# Objective
Find the lines that hold the word "Secondary" and return them.

↓↓↓

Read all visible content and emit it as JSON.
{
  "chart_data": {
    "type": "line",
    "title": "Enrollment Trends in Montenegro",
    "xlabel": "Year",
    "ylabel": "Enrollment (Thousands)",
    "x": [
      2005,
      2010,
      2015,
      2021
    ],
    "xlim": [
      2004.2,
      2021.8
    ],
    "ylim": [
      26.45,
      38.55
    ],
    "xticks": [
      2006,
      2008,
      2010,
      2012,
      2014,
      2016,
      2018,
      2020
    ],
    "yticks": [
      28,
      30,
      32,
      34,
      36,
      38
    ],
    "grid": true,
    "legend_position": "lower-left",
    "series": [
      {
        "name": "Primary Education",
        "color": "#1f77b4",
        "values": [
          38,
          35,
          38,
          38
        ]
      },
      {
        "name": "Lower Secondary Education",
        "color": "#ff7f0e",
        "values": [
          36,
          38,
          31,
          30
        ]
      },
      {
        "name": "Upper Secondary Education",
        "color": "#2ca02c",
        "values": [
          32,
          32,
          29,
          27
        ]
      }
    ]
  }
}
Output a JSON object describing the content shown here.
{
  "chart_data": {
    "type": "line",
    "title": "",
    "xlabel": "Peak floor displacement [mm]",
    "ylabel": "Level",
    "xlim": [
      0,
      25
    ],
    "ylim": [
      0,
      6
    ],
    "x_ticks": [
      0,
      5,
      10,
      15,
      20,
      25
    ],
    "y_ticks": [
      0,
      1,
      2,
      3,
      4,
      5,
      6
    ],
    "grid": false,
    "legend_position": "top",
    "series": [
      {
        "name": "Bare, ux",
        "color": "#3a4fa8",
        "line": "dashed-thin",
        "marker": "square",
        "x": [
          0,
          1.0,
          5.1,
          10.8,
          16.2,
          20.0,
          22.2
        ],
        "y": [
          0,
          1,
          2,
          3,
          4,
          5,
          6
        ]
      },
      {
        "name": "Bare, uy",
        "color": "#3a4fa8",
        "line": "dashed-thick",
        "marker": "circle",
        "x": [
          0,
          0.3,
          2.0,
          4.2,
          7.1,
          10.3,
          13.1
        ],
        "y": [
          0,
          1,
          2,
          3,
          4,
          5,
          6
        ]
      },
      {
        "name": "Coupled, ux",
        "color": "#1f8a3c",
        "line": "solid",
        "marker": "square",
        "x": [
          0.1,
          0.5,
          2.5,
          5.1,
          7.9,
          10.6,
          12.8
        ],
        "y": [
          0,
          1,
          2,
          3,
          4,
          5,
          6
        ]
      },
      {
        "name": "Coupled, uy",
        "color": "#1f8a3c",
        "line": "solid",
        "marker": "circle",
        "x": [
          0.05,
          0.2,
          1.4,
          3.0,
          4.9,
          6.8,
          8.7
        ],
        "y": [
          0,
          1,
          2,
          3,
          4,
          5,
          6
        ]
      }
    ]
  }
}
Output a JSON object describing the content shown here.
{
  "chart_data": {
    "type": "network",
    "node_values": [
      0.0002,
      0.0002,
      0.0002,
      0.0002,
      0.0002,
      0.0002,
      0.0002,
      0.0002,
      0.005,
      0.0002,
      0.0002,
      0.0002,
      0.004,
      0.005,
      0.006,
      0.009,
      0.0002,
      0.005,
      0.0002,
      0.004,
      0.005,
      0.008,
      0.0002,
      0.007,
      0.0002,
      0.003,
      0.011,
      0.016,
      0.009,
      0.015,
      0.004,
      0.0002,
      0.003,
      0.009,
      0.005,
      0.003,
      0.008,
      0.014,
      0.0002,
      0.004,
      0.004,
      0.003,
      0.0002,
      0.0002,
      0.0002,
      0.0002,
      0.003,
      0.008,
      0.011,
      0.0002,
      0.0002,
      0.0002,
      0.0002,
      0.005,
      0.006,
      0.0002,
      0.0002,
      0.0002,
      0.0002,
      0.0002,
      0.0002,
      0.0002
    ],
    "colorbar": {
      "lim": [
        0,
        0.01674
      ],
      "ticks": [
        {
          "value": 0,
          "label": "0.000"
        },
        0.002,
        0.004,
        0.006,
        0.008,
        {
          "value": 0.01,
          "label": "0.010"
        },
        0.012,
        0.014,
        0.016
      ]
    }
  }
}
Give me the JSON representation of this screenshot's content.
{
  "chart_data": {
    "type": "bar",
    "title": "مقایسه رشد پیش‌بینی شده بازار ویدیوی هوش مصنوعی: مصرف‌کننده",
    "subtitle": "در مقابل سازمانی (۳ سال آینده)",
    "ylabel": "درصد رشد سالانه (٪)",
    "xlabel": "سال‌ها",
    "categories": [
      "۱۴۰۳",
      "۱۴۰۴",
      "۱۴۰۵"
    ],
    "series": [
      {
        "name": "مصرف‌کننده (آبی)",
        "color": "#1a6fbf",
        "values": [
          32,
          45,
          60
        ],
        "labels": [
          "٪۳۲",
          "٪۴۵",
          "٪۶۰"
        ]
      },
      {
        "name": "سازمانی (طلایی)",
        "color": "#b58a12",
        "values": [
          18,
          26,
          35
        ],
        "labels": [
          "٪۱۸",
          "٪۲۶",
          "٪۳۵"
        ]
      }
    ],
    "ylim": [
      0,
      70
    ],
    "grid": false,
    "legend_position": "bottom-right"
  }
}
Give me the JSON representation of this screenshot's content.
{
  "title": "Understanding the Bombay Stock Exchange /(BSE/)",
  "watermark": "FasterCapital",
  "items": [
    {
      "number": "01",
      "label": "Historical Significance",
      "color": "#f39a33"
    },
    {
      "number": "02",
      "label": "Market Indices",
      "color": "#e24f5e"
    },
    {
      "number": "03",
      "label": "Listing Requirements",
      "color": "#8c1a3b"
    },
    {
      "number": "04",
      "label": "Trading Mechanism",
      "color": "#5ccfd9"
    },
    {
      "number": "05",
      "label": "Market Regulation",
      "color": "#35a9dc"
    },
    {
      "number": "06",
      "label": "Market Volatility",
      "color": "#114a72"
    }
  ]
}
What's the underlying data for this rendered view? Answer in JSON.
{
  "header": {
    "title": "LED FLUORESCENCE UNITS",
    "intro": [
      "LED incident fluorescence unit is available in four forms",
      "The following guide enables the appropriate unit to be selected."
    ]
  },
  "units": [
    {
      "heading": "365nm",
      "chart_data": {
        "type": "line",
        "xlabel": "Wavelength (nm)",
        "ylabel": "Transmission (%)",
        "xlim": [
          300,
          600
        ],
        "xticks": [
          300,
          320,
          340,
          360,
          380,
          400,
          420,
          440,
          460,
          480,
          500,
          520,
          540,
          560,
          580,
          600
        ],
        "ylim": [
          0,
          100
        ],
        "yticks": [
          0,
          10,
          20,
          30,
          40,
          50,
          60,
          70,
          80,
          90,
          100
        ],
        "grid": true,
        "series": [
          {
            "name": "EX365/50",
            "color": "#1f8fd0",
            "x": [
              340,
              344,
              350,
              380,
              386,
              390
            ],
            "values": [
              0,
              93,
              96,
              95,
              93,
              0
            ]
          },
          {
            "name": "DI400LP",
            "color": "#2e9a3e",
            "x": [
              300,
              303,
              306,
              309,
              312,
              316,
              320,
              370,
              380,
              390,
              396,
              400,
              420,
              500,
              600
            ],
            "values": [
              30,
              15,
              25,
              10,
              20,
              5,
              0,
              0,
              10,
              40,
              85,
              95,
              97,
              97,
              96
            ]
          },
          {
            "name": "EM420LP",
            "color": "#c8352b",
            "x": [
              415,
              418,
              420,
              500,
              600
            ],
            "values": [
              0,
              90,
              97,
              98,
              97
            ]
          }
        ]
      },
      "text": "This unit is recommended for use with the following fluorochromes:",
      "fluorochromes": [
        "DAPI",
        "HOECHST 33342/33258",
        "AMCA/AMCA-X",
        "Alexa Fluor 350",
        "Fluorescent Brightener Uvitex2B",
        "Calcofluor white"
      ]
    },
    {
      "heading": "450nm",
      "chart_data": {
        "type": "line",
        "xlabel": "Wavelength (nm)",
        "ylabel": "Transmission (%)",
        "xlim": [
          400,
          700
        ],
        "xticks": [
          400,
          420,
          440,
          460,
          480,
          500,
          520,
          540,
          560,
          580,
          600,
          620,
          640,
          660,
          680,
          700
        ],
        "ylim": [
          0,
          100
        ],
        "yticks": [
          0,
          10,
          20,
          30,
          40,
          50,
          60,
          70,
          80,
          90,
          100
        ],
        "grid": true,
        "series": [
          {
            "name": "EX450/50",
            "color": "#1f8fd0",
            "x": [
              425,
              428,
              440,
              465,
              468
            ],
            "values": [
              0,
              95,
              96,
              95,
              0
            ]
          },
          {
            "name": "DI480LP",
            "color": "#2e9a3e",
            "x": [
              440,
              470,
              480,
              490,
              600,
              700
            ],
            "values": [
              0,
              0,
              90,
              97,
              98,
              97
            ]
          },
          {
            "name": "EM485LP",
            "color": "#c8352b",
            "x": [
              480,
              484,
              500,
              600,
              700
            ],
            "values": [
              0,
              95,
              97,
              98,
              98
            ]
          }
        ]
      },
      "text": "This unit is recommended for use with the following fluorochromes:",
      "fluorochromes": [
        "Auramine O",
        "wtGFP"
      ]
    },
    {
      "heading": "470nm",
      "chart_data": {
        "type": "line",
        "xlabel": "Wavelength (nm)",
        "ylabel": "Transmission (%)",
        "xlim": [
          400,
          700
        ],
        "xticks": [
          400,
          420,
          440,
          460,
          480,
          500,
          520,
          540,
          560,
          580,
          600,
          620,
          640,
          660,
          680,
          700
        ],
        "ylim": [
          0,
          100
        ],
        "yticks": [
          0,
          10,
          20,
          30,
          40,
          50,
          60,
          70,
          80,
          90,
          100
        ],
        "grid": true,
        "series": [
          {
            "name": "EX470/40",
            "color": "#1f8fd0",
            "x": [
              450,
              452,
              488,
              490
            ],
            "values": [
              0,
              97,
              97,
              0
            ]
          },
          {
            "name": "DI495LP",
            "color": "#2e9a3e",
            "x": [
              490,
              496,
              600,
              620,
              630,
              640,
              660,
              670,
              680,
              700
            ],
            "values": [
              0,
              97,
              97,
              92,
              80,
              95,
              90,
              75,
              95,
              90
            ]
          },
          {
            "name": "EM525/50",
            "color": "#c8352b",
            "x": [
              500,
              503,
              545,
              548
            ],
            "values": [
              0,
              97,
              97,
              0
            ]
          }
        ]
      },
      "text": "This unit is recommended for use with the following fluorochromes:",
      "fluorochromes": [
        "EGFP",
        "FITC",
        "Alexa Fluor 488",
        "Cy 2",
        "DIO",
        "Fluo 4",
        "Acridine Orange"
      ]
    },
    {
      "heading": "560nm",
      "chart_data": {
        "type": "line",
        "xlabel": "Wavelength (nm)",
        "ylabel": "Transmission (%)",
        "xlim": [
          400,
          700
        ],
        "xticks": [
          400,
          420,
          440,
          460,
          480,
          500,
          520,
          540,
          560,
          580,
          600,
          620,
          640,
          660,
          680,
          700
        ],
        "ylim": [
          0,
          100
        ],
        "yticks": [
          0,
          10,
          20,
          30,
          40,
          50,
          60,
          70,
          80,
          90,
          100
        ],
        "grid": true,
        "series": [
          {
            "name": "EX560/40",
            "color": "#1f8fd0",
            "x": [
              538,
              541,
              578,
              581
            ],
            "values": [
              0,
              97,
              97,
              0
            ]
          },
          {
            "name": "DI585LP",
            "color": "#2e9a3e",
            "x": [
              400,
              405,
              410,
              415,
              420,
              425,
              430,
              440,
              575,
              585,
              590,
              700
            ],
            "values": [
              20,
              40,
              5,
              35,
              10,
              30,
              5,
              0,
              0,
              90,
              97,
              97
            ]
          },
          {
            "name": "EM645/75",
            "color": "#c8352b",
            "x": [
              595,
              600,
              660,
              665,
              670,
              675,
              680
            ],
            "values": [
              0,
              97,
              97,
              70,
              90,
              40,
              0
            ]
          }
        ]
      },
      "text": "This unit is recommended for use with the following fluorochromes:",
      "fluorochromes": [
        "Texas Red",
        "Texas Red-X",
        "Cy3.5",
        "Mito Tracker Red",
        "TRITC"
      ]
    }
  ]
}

↑↑↑

# Reply
        "name": "Lower Secondary Education",
        "name": "Upper Secondary Education",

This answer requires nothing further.